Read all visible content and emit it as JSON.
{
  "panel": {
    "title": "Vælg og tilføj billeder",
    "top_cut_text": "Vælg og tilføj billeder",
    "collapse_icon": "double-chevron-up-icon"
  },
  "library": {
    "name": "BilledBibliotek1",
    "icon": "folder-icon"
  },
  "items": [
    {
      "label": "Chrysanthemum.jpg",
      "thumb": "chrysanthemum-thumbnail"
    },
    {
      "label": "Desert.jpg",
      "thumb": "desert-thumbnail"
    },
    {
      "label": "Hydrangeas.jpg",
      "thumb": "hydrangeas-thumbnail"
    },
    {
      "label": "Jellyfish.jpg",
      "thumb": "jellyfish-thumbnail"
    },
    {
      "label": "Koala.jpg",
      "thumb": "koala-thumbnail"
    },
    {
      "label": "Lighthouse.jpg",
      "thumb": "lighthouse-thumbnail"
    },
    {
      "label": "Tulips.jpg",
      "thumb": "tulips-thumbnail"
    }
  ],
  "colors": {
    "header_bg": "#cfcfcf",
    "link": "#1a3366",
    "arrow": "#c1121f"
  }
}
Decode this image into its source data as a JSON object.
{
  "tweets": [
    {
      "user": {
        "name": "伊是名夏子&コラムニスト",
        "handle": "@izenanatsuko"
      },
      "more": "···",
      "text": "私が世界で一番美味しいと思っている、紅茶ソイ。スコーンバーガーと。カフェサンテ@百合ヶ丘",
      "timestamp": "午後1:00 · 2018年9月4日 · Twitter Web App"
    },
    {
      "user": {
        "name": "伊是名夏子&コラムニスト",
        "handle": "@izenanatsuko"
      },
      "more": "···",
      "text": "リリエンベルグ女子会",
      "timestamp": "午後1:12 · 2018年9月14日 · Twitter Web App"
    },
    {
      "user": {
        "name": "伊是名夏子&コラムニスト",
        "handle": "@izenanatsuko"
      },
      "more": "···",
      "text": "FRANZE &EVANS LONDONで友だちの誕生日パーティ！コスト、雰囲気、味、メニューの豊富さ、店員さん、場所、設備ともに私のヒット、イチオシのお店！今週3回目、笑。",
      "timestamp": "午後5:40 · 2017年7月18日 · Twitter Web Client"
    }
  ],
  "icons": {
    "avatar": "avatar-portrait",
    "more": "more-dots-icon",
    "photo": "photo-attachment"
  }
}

▬▬▬▬▬▬▬▬▬▬

Given instruction ->
Using the listing above, gather each line that holds the string "label" and copy it.

Result of the task ->
      "label": "Chrysanthemum.jpg",
      "label": "Desert.jpg",
      "label": "Hydrangeas.jpg",
      "label": "Jellyfish.jpg",
      "label": "Koala.jpg",
      "label": "Lighthouse.jpg",
      "label": "Tulips.jpg",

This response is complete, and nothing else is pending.